(Rows from a figure dataset)

################

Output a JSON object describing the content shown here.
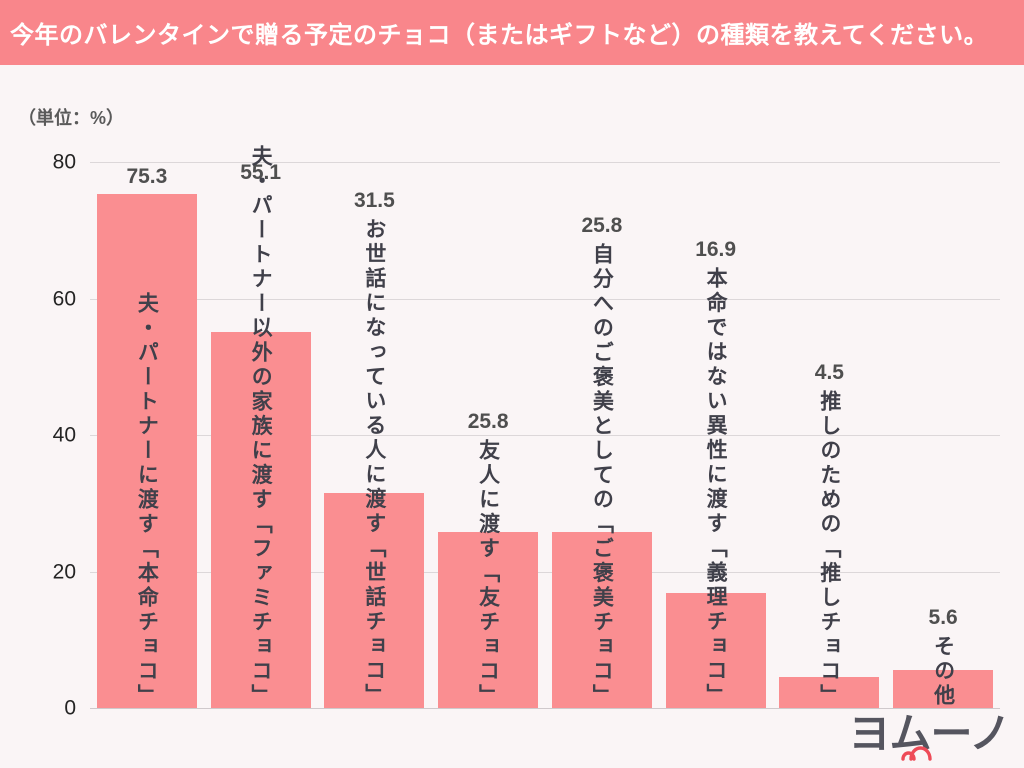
{
  "title": "今年のバレンタインで贈る予定のチョコ（またはギフトなど）の種類を教えてください。",
  "unit_label": "（単位：%）",
  "logo_text": "ヨムーノ",
  "colors": {
    "header_bg": "#f9868b",
    "page_bg": "#faf5f6",
    "bar": "#fa8e91",
    "gridline": "#dcd7d9",
    "title_text": "#ffffff",
    "value_text": "#4f4f4f",
    "label_text": "#40404a",
    "logo_accent": "#ee4b58"
  },
  "chart_data": {
    "type": "bar",
    "title": "今年のバレンタインで贈る予定のチョコ（またはギフトなど）の種類を教えてください。",
    "unit": "%",
    "categories": [
      "夫・パートナーに渡す「本命チョコ」",
      "夫・パートナー以外の家族に渡す「ファミチョコ」",
      "お世話になっている人に渡す「世話チョコ」",
      "友人に渡す「友チョコ」",
      "自分へのご褒美としての「ご褒美チョコ」",
      "本命ではない異性に渡す「義理チョコ」",
      "推しのための「推しチョコ」",
      "その他"
    ],
    "values": [
      75.3,
      55.1,
      31.5,
      25.8,
      25.8,
      16.9,
      4.5,
      5.6
    ],
    "xlabel": "",
    "ylabel": "%",
    "ylim": [
      0,
      80
    ],
    "yticks": [
      0,
      20,
      40,
      60,
      80
    ],
    "grid": true,
    "legend": false,
    "bar_color": "#fa8e91",
    "value_labels": "above bars / above vertical category text",
    "category_label_style": "vertical text anchored to baseline, overlapping bars"
  }
}
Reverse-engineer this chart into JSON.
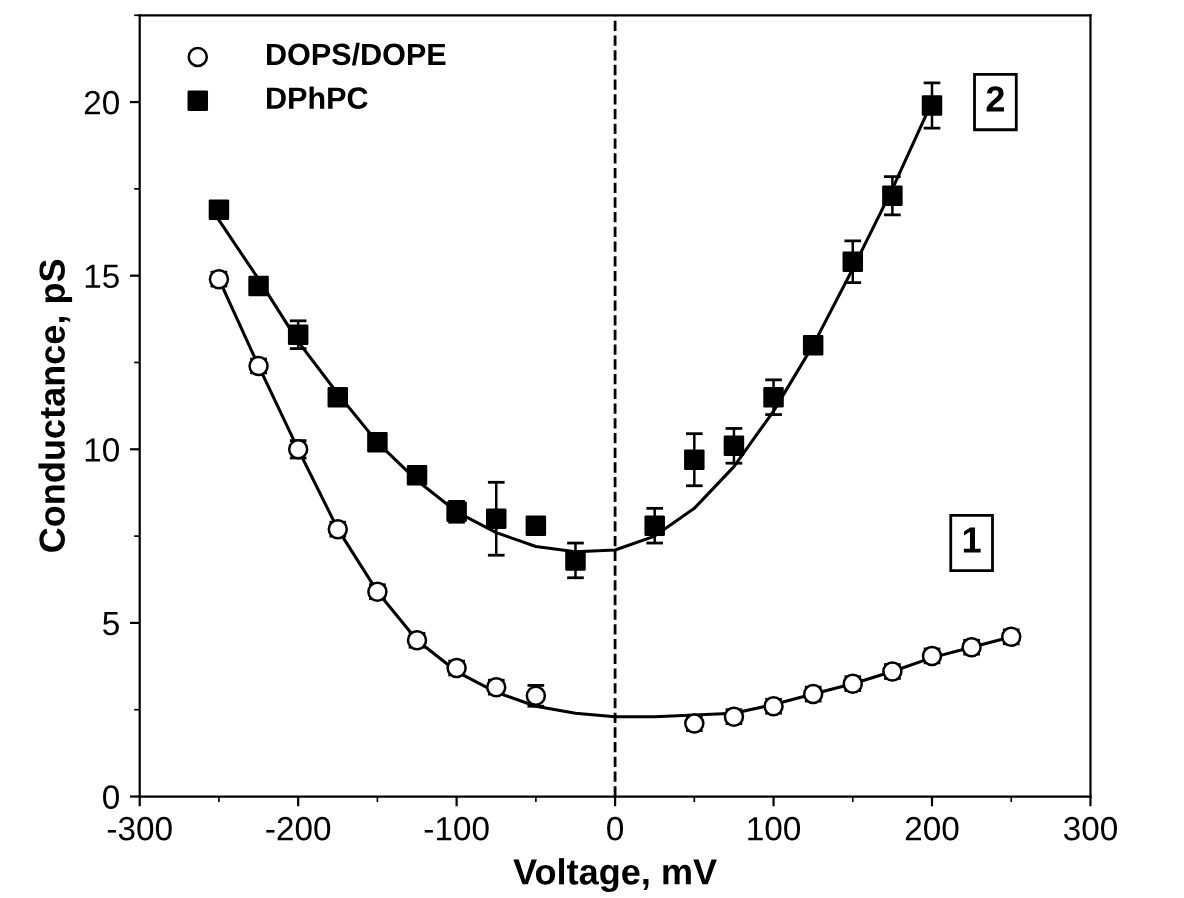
{
  "chart_data": {
    "type": "scatter",
    "xlabel": "Voltage, mV",
    "ylabel": "Conductance, pS",
    "xlim": [
      -300,
      300
    ],
    "ylim": [
      0,
      22.5
    ],
    "xticks": [
      -300,
      -200,
      -100,
      0,
      100,
      200,
      300
    ],
    "yticks": [
      0,
      5,
      10,
      15,
      20
    ],
    "grid": false,
    "legend": "top left",
    "series": [
      {
        "name": "DOPS/DOPE",
        "marker": "circle",
        "color": "#000000",
        "x": [
          -250,
          -225,
          -200,
          -175,
          -150,
          -125,
          -100,
          -75,
          -50,
          50,
          75,
          100,
          125,
          150,
          175,
          200,
          225,
          250
        ],
        "values": [
          14.9,
          12.4,
          10.0,
          7.7,
          5.9,
          4.5,
          3.7,
          3.15,
          2.9,
          2.1,
          2.3,
          2.6,
          2.95,
          3.25,
          3.6,
          4.05,
          4.3,
          4.6
        ],
        "errors": [
          0.2,
          0.2,
          0.25,
          0.2,
          0.2,
          0.2,
          0.2,
          0.2,
          0.3,
          0.2,
          0.2,
          0.2,
          0.2,
          0.2,
          0.2,
          0.2,
          0.2,
          0.2
        ]
      },
      {
        "name": "DPhPC",
        "marker": "square",
        "color": "#000000",
        "x": [
          -250,
          -225,
          -200,
          -175,
          -150,
          -125,
          -100,
          -75,
          -50,
          -25,
          25,
          50,
          75,
          100,
          125,
          150,
          175,
          200
        ],
        "values": [
          16.9,
          14.7,
          13.3,
          11.5,
          10.2,
          9.25,
          8.2,
          8.0,
          7.8,
          6.8,
          7.8,
          9.7,
          10.1,
          11.5,
          13.0,
          15.4,
          17.3,
          19.9
        ],
        "errors": [
          null,
          null,
          0.4,
          null,
          null,
          null,
          0.3,
          1.05,
          null,
          0.5,
          0.5,
          0.75,
          0.5,
          0.5,
          null,
          0.6,
          0.55,
          0.65
        ]
      },
      {
        "type": "line",
        "color": "#000000",
        "x": [
          -250,
          -225,
          -200,
          -175,
          -150,
          -125,
          -100,
          -75,
          -50,
          -25,
          0,
          25,
          50,
          75,
          100,
          125,
          150,
          175,
          200,
          225,
          250
        ],
        "values": [
          14.9,
          12.4,
          10.0,
          7.7,
          5.9,
          4.5,
          3.6,
          3.0,
          2.6,
          2.4,
          2.3,
          2.3,
          2.35,
          2.4,
          2.65,
          2.95,
          3.25,
          3.6,
          4.0,
          4.3,
          4.6
        ]
      },
      {
        "type": "line",
        "color": "#000000",
        "x": [
          -250,
          -225,
          -200,
          -175,
          -150,
          -125,
          -100,
          -75,
          -50,
          -25,
          0,
          25,
          50,
          75,
          100,
          125,
          150,
          175,
          200
        ],
        "values": [
          16.6,
          14.9,
          13.1,
          11.6,
          10.2,
          9.1,
          8.2,
          7.6,
          7.2,
          7.05,
          7.1,
          7.5,
          8.3,
          9.5,
          11.1,
          13.0,
          15.2,
          17.5,
          20.0
        ]
      }
    ],
    "ref_lines": [
      {
        "axis": "x",
        "value": 0,
        "color": "#000000",
        "line_style": "dashed"
      }
    ],
    "annotations": [
      {
        "text": "2",
        "x": 240,
        "y": 20.0
      },
      {
        "text": "1",
        "x": 225,
        "y": 7.3
      }
    ]
  }
}
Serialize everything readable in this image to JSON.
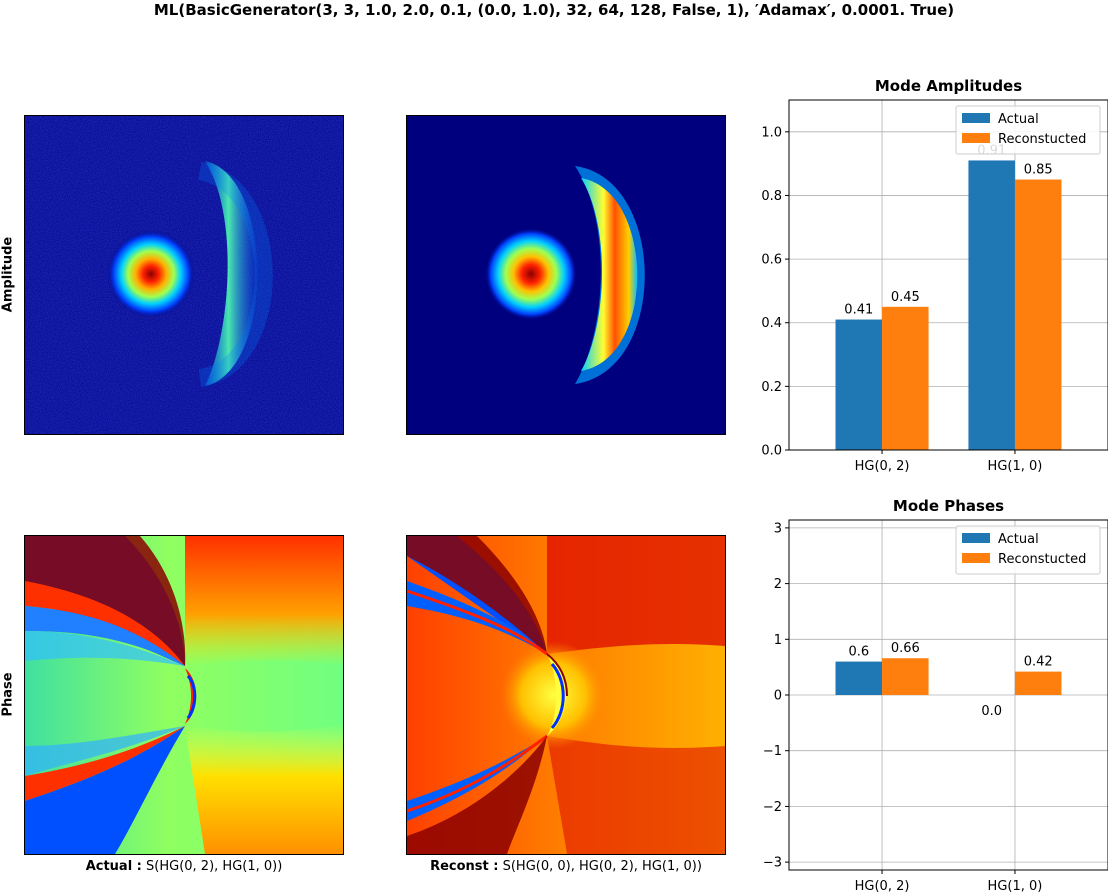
{
  "figure": {
    "title": "ML(BasicGenerator(3, 3, 1.0, 2.0, 0.1, (0.0, 1.0), 32, 64, 128, False, 1), ′Adamax′, 0.0001. True)",
    "row_labels": {
      "amplitude": "Amplitude",
      "phase": "Phase"
    },
    "captions": {
      "actual": {
        "label": "Actual :",
        "text": "S(HG(0, 2), HG(1, 0))"
      },
      "reconst": {
        "label": "Reconst :",
        "text": "S(HG(0, 0), HG(0, 2), HG(1, 0))"
      }
    }
  },
  "colors": {
    "actual": "#1f77b4",
    "reconstructed": "#ff7f0e",
    "grid": "#b0b0b0",
    "jet_low": "#00007f"
  },
  "chart_data": [
    {
      "type": "bar",
      "title": "Mode Amplitudes",
      "categories": [
        "HG(0, 2)",
        "HG(1, 0)"
      ],
      "series": [
        {
          "name": "Actual",
          "values": [
            0.41,
            0.91
          ],
          "labels": [
            "0.41",
            "0.91"
          ]
        },
        {
          "name": "Reconstucted",
          "values": [
            0.45,
            0.85
          ],
          "labels": [
            "0.45",
            "0.85"
          ]
        }
      ],
      "ylim": [
        0,
        1.1
      ],
      "yticks": [
        0.0,
        0.2,
        0.4,
        0.6,
        0.8,
        1.0
      ],
      "ytick_labels": [
        "0.0",
        "0.2",
        "0.4",
        "0.6",
        "0.8",
        "1.0"
      ],
      "grid": true,
      "legend": "upper-right"
    },
    {
      "type": "bar",
      "title": "Mode Phases",
      "categories": [
        "HG(0, 2)",
        "HG(1, 0)"
      ],
      "series": [
        {
          "name": "Actual",
          "values": [
            0.6,
            0.0
          ],
          "labels": [
            "0.6",
            "0.0"
          ]
        },
        {
          "name": "Reconstucted",
          "values": [
            0.66,
            0.42
          ],
          "labels": [
            "0.66",
            "0.42"
          ]
        }
      ],
      "ylim": [
        -3.14159,
        3.14159
      ],
      "yticks": [
        -3,
        -2,
        -1,
        0,
        1,
        2,
        3
      ],
      "ytick_labels": [
        "−3",
        "−2",
        "−1",
        "0",
        "1",
        "2",
        "3"
      ],
      "grid": true,
      "legend": "upper-right"
    }
  ]
}
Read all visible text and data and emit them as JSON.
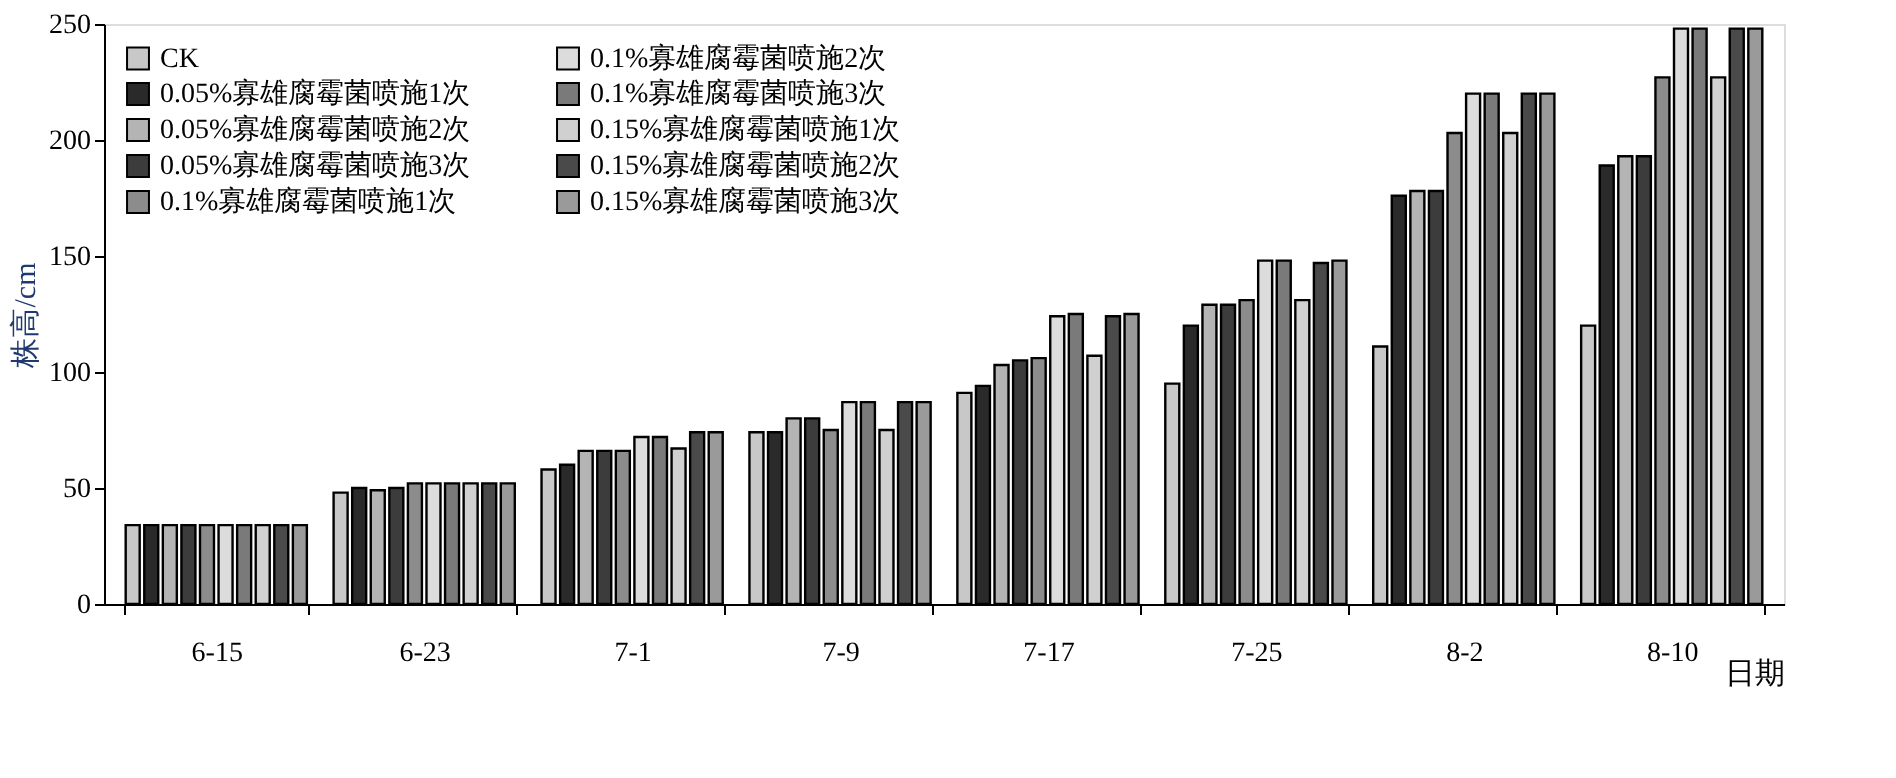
{
  "chart_data": {
    "type": "bar",
    "xlabel": "日期",
    "ylabel": "株高/cm",
    "categories": [
      "6-15",
      "6-23",
      "7-1",
      "7-9",
      "7-17",
      "7-25",
      "8-2",
      "8-10"
    ],
    "ylim": [
      0,
      250
    ],
    "yticks": [
      0,
      50,
      100,
      150,
      200,
      250
    ],
    "grid": false,
    "legend": "top left",
    "series": [
      {
        "name": "CK",
        "color": "#c8c8c8",
        "values": [
          34,
          48,
          58,
          74,
          91,
          95,
          111,
          120
        ]
      },
      {
        "name": "0.05%寡雄腐霉菌喷施1次",
        "color": "#2a2a2a",
        "values": [
          34,
          50,
          60,
          74,
          94,
          120,
          176,
          189
        ]
      },
      {
        "name": "0.05%寡雄腐霉菌喷施2次",
        "color": "#b4b4b4",
        "values": [
          34,
          49,
          66,
          80,
          103,
          129,
          178,
          193
        ]
      },
      {
        "name": "0.05%寡雄腐霉菌喷施3次",
        "color": "#3c3c3c",
        "values": [
          34,
          50,
          66,
          80,
          105,
          129,
          178,
          193
        ]
      },
      {
        "name": "0.1%寡雄腐霉菌喷施1次",
        "color": "#8c8c8c",
        "values": [
          34,
          52,
          66,
          75,
          106,
          131,
          203,
          227
        ]
      },
      {
        "name": "0.1%寡雄腐霉菌喷施2次",
        "color": "#dcdcdc",
        "values": [
          34,
          52,
          72,
          87,
          124,
          148,
          220,
          248
        ]
      },
      {
        "name": "0.1%寡雄腐霉菌喷施3次",
        "color": "#7a7a7a",
        "values": [
          34,
          52,
          72,
          87,
          125,
          148,
          220,
          248
        ]
      },
      {
        "name": "0.15%寡雄腐霉菌喷施1次",
        "color": "#d0d0d0",
        "values": [
          34,
          52,
          67,
          75,
          107,
          131,
          203,
          227
        ]
      },
      {
        "name": "0.15%寡雄腐霉菌喷施2次",
        "color": "#4a4a4a",
        "values": [
          34,
          52,
          74,
          87,
          124,
          147,
          220,
          248
        ]
      },
      {
        "name": "0.15%寡雄腐霉菌喷施3次",
        "color": "#9a9a9a",
        "values": [
          34,
          52,
          74,
          87,
          125,
          148,
          220,
          248
        ]
      }
    ]
  }
}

################

*Task details*
Say how many lines contain "またはギフトなど", and give nothing but that number.

*Solution for this task*
2